Supplied material =>
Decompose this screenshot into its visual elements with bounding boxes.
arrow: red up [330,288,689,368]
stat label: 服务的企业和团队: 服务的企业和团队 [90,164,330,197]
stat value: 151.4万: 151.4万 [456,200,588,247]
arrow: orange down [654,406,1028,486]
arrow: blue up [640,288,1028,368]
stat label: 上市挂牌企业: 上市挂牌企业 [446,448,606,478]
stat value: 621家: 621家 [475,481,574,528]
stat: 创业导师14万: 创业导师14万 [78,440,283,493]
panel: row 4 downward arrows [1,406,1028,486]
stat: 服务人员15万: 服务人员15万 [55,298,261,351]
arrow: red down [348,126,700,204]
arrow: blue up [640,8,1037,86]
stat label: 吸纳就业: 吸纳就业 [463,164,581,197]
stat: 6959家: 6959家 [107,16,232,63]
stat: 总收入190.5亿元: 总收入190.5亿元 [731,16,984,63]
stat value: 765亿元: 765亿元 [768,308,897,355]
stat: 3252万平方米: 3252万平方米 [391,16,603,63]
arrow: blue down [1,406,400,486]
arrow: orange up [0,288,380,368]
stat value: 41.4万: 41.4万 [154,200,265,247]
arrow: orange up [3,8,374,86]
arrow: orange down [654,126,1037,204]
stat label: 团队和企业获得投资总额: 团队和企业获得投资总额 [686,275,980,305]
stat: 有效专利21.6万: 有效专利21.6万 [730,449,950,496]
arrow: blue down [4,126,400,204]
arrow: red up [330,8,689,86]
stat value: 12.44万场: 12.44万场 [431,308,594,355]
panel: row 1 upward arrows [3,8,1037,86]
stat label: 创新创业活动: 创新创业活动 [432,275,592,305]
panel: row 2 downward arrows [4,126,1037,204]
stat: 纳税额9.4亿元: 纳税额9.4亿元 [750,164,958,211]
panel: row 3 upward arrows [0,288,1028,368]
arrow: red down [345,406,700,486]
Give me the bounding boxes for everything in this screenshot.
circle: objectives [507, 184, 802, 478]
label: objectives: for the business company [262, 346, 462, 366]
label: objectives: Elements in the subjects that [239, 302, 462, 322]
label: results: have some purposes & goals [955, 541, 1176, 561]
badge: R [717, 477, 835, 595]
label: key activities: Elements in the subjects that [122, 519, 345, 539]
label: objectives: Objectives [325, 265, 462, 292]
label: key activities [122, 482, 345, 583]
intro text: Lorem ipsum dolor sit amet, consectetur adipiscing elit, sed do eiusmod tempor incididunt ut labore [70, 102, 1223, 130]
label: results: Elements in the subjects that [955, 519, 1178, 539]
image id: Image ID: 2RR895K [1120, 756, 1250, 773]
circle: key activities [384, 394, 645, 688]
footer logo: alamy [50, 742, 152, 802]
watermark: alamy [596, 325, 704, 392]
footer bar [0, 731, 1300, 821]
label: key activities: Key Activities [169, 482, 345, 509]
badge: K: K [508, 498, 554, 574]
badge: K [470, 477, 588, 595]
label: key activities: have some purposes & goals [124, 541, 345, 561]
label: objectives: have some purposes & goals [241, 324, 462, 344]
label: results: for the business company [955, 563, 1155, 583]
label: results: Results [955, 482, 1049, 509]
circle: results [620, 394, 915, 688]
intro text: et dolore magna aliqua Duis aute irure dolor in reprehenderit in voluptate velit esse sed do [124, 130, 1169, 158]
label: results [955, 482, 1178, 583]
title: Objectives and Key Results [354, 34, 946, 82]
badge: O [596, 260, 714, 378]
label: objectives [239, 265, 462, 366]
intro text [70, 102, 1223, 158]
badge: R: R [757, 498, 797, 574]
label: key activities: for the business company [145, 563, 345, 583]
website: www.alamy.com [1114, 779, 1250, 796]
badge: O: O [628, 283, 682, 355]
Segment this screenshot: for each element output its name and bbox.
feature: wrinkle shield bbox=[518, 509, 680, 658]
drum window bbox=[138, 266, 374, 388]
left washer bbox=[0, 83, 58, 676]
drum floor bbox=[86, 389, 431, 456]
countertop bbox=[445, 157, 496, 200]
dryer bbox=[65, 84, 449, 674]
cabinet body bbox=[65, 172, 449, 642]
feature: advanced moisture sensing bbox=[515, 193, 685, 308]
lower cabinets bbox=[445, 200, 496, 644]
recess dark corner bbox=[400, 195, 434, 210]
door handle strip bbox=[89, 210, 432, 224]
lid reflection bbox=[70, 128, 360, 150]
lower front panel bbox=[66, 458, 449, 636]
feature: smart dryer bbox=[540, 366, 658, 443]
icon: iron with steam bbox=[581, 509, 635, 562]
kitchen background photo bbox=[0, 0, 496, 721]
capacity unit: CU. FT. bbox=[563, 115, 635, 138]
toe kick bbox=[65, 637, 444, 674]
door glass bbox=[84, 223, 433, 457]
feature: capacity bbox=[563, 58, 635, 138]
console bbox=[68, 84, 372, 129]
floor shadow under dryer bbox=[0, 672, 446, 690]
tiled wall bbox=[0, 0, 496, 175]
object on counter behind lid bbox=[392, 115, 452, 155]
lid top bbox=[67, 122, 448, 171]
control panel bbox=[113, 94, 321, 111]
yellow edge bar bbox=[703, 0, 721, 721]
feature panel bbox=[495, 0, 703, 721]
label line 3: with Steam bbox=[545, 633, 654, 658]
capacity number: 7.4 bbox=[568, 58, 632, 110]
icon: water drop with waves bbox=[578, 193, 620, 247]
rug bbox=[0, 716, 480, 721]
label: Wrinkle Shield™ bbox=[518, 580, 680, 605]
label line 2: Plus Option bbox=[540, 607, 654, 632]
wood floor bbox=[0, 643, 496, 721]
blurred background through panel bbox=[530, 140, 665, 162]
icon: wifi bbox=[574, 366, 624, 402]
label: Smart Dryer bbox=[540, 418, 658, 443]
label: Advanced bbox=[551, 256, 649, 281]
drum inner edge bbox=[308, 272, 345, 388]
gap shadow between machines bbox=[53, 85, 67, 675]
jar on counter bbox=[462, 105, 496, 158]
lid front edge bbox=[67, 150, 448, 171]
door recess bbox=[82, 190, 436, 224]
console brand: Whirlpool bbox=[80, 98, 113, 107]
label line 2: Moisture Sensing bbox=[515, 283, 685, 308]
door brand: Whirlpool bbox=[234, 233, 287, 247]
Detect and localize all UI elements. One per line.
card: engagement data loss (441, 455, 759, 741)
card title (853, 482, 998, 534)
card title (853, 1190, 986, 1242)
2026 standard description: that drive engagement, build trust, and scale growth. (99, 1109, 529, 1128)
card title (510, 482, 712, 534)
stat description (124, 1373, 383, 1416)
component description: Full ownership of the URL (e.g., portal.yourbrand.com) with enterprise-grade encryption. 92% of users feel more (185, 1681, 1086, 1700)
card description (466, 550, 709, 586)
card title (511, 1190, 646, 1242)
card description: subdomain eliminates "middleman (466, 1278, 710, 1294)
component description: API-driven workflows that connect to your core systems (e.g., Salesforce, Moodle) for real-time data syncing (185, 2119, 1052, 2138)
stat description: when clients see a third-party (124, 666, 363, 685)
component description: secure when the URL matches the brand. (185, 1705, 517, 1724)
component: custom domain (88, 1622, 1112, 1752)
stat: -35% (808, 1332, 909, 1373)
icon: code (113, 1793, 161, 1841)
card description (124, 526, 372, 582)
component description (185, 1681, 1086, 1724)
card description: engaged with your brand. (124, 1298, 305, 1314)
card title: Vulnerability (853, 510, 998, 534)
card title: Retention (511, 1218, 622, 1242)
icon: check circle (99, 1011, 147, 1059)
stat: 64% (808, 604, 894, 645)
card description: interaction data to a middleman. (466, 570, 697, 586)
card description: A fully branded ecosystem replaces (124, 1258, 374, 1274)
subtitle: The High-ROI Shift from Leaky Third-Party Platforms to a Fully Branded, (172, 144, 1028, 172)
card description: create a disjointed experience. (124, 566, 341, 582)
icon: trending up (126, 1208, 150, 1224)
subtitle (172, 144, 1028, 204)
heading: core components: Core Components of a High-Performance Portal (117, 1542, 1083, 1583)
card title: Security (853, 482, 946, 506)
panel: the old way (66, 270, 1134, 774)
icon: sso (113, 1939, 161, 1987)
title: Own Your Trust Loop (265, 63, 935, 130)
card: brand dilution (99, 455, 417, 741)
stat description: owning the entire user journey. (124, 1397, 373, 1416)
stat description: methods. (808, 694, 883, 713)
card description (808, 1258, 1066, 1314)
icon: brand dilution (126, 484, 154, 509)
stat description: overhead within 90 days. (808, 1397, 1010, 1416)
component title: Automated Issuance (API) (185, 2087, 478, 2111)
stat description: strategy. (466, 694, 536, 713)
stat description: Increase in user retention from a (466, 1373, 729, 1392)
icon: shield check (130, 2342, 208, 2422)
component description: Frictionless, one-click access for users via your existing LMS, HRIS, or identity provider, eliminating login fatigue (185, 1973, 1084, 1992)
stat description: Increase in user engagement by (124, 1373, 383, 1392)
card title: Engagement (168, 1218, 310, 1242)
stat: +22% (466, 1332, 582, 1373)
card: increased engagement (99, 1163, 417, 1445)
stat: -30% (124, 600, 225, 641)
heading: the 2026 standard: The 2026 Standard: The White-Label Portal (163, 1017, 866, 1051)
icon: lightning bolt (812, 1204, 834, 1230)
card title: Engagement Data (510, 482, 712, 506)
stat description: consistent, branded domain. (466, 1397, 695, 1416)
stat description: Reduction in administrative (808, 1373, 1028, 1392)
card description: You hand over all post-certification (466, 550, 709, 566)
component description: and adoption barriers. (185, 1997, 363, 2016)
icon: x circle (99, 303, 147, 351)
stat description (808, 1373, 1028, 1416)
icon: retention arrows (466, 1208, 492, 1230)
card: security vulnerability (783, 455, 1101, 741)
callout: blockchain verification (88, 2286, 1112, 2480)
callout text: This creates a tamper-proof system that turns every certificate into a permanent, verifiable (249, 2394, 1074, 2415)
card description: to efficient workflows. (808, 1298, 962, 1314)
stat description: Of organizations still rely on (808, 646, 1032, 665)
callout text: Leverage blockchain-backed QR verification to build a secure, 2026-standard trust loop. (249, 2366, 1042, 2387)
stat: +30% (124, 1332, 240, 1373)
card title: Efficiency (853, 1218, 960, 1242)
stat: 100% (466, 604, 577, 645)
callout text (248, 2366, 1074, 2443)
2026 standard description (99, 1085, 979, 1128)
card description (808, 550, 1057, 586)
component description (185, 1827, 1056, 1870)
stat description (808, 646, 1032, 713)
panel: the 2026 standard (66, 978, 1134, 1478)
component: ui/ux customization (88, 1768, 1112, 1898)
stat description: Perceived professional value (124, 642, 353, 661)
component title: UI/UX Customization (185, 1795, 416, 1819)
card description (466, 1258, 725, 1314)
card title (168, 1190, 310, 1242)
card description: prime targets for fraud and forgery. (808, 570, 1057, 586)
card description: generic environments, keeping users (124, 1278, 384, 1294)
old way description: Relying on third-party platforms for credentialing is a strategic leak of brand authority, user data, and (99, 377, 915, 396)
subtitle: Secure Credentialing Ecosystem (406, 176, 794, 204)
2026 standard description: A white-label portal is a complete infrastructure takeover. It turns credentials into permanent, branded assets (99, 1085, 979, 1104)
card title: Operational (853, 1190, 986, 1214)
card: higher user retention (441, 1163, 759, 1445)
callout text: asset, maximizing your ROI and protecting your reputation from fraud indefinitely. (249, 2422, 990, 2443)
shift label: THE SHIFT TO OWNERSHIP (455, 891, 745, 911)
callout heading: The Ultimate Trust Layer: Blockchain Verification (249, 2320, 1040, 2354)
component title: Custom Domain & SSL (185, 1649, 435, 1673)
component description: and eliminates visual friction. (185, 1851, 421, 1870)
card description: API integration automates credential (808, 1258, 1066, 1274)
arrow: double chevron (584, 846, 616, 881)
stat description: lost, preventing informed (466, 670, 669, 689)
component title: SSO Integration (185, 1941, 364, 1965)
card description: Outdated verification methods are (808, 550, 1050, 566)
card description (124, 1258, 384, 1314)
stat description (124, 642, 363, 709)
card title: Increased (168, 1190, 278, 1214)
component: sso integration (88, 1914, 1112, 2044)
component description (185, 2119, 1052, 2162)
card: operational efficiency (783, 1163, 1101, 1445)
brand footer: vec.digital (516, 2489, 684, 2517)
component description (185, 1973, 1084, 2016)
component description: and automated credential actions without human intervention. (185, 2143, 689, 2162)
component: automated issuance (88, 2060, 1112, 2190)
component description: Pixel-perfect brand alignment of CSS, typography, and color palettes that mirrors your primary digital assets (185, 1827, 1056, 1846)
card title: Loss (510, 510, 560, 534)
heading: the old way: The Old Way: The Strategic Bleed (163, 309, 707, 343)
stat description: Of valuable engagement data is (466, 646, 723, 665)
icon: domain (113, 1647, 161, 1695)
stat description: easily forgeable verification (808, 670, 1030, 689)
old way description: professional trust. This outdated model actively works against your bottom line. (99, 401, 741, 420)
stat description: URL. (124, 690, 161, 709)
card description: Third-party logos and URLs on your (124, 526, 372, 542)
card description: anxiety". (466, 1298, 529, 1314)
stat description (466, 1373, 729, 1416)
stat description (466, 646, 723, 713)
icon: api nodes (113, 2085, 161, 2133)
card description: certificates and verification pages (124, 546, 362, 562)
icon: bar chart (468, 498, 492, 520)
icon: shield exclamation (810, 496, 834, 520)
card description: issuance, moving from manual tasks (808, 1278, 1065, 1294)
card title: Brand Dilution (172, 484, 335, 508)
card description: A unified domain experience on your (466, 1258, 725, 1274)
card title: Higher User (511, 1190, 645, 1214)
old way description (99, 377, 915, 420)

To do => Print the listing above, from its first line through the line containing "intro text: Lorem", with both ends included and every line unchanged.

Task output =>
Decompose this screenshot into its visual elements with bounding boxes.
arrow: red up [330,288,689,368]
stat label: 服务的企业和团队: 服务的企业和团队 [90,164,330,197]
stat value: 151.4万: 151.4万 [456,200,588,247]
arrow: orange down [654,406,1028,486]
arrow: blue up [640,288,1028,368]
stat label: 上市挂牌企业: 上市挂牌企业 [446,448,606,478]
stat value: 621家: 621家 [475,481,574,528]
stat: 创业导师14万: 创业导师14万 [78,440,283,493]
panel: row 4 downward arrows [1,406,1028,486]
stat: 服务人员15万: 服务人员15万 [55,298,261,351]
arrow: red down [348,126,700,204]
arrow: blue up [640,8,1037,86]
stat label: 吸纳就业: 吸纳就业 [463,164,581,197]
stat: 6959家: 6959家 [107,16,232,63]
stat: 总收入190.5亿元: 总收入190.5亿元 [731,16,984,63]
stat value: 765亿元: 765亿元 [768,308,897,355]
stat: 3252万平方米: 3252万平方米 [391,16,603,63]
arrow: blue down [1,406,400,486]
arrow: orange up [0,288,380,368]
stat value: 41.4万: 41.4万 [154,200,265,247]
arrow: orange up [3,8,374,86]
arrow: orange down [654,126,1037,204]
stat label: 团队和企业获得投资总额: 团队和企业获得投资总额 [686,275,980,305]
stat: 有效专利21.6万: 有效专利21.6万 [730,449,950,496]
arrow: blue down [4,126,400,204]
arrow: red up [330,8,689,86]
stat value: 12.44万场: 12.44万场 [431,308,594,355]
panel: row 1 upward arrows [3,8,1037,86]
stat label: 创新创业活动: 创新创业活动 [432,275,592,305]
panel: row 2 downward arrows [4,126,1037,204]
stat: 纳税额9.4亿元: 纳税额9.4亿元 [750,164,958,211]
panel: row 3 upward arrows [0,288,1028,368]
arrow: red down [345,406,700,486]
Give me the bounding boxes for everything in this screenshot.
circle: objectives [507, 184, 802, 478]
label: objectives: for the business company [262, 346, 462, 366]
label: objectives: Elements in the subjects that [239, 302, 462, 322]
label: results: have some purposes & goals [955, 541, 1176, 561]
badge: R [717, 477, 835, 595]
label: key activities: Elements in the subjects that [122, 519, 345, 539]
label: objectives: Objectives [325, 265, 462, 292]
label: key activities [122, 482, 345, 583]
intro text: Lorem ipsum dolor sit amet, consectetur adipiscing elit, sed do eiusmod tempor incididunt ut labore [70, 102, 1223, 130]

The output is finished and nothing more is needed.